What to produce: Provide the records once more, identical to the original.
+-------+
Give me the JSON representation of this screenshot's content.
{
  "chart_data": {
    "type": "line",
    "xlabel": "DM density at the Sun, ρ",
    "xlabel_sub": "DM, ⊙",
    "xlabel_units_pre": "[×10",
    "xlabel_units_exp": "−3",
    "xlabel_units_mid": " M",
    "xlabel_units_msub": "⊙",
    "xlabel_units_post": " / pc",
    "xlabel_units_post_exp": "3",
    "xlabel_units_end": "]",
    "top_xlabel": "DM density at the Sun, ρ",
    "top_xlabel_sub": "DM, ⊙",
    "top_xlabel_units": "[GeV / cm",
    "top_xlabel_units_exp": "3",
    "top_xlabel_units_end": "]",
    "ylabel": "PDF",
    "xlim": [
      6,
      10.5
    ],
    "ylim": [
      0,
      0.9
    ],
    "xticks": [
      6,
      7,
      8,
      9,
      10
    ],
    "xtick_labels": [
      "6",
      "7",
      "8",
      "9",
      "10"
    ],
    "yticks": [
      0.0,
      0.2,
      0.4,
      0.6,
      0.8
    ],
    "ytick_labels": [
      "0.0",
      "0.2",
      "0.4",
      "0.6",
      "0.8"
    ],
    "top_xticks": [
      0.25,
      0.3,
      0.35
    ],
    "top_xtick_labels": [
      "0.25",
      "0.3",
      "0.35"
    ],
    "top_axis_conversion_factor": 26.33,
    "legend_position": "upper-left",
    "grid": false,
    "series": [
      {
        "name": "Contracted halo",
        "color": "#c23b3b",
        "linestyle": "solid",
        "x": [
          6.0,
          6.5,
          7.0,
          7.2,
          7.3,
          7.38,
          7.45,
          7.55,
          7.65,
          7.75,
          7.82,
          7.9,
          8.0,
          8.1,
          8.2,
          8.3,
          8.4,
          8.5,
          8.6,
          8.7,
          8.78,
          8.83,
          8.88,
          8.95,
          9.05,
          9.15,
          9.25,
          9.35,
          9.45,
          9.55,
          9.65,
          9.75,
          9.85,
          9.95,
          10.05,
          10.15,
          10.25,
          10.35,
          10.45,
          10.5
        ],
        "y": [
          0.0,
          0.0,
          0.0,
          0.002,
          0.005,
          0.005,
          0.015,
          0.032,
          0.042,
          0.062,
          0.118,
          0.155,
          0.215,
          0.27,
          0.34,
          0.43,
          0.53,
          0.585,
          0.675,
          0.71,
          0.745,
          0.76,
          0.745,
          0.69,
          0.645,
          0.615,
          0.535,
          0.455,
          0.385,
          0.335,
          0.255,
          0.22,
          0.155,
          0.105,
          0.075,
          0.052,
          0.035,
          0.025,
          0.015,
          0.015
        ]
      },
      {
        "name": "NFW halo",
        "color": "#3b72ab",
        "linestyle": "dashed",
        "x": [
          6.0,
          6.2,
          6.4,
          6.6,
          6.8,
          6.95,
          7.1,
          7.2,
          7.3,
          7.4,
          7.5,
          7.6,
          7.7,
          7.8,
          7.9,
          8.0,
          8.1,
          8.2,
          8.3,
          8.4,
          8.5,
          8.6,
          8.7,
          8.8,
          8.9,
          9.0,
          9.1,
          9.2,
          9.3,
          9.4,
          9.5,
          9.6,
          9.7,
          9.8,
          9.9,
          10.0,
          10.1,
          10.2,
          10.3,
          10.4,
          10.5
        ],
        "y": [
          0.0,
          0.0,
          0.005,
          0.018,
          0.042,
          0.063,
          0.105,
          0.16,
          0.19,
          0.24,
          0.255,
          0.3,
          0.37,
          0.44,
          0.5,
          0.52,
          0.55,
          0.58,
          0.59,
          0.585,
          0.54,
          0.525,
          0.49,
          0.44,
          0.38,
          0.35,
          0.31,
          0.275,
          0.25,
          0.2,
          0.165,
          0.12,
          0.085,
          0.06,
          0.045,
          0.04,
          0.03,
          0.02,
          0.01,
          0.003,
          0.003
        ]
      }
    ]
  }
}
+-------+
Solution below:
Give me the JSON representation of this screenshot's content.
{
  "chart_data": {
    "type": "line",
    "xlabel": "DM density at the Sun, ρ",
    "xlabel_sub": "DM, ⊙",
    "xlabel_units_pre": "[×10",
    "xlabel_units_exp": "−3",
    "xlabel_units_mid": " M",
    "xlabel_units_msub": "⊙",
    "xlabel_units_post": " / pc",
    "xlabel_units_post_exp": "3",
    "xlabel_units_end": "]",
    "top_xlabel": "DM density at the Sun, ρ",
    "top_xlabel_sub": "DM, ⊙",
    "top_xlabel_units": "[GeV / cm",
    "top_xlabel_units_exp": "3",
    "top_xlabel_units_end": "]",
    "ylabel": "PDF",
    "xlim": [
      6,
      10.5
    ],
    "ylim": [
      0,
      0.9
    ],
    "xticks": [
      6,
      7,
      8,
      9,
      10
    ],
    "xtick_labels": [
      "6",
      "7",
      "8",
      "9",
      "10"
    ],
    "yticks": [
      0.0,
      0.2,
      0.4,
      0.6,
      0.8
    ],
    "ytick_labels": [
      "0.0",
      "0.2",
      "0.4",
      "0.6",
      "0.8"
    ],
    "top_xticks": [
      0.25,
      0.3,
      0.35
    ],
    "top_xtick_labels": [
      "0.25",
      "0.3",
      "0.35"
    ],
    "top_axis_conversion_factor": 26.33,
    "legend_position": "upper-left",
    "grid": false,
    "series": [
      {
        "name": "Contracted halo",
        "color": "#c23b3b",
        "linestyle": "solid",
        "x": [
          6.0,
          6.5,
          7.0,
          7.2,
          7.3,
          7.38,
          7.45,
          7.55,
          7.65,
          7.75,
          7.82,
          7.9,
          8.0,
          8.1,
          8.2,
          8.3,
          8.4,
          8.5,
          8.6,
          8.7,
          8.78,
          8.83,
          8.88,
          8.95,
          9.05,
          9.15,
          9.25,
          9.35,
          9.45,
          9.55,
          9.65,
          9.75,
          9.85,
          9.95,
          10.05,
          10.15,
          10.25,
          10.35,
          10.45,
          10.5
        ],
        "y": [
          0.0,
          0.0,
          0.0,
          0.002,
          0.005,
          0.005,
          0.015,
          0.032,
          0.042,
          0.062,
          0.118,
          0.155,
          0.215,
          0.27,
          0.34,
          0.43,
          0.53,
          0.585,
          0.675,
          0.71,
          0.745,
          0.76,
          0.745,
          0.69,
          0.645,
          0.615,
          0.535,
          0.455,
          0.385,
          0.335,
          0.255,
          0.22,
          0.155,
          0.105,
          0.075,
          0.052,
          0.035,
          0.025,
          0.015,
          0.015
        ]
      },
      {
        "name": "NFW halo",
        "color": "#3b72ab",
        "linestyle": "dashed",
        "x": [
          6.0,
          6.2,
          6.4,
          6.6,
          6.8,
          6.95,
          7.1,
          7.2,
          7.3,
          7.4,
          7.5,
          7.6,
          7.7,
          7.8,
          7.9,
          8.0,
          8.1,
          8.2,
          8.3,
          8.4,
          8.5,
          8.6,
          8.7,
          8.8,
          8.9,
          9.0,
          9.1,
          9.2,
          9.3,
          9.4,
          9.5,
          9.6,
          9.7,
          9.8,
          9.9,
          10.0,
          10.1,
          10.2,
          10.3,
          10.4,
          10.5
        ],
        "y": [
          0.0,
          0.0,
          0.005,
          0.018,
          0.042,
          0.063,
          0.105,
          0.16,
          0.19,
          0.24,
          0.255,
          0.3,
          0.37,
          0.44,
          0.5,
          0.52,
          0.55,
          0.58,
          0.59,
          0.585,
          0.54,
          0.525,
          0.49,
          0.44,
          0.38,
          0.35,
          0.31,
          0.275,
          0.25,
          0.2,
          0.165,
          0.12,
          0.085,
          0.06,
          0.045,
          0.04,
          0.03,
          0.02,
          0.01,
          0.003,
          0.003
        ]
      }
    ]
  }
}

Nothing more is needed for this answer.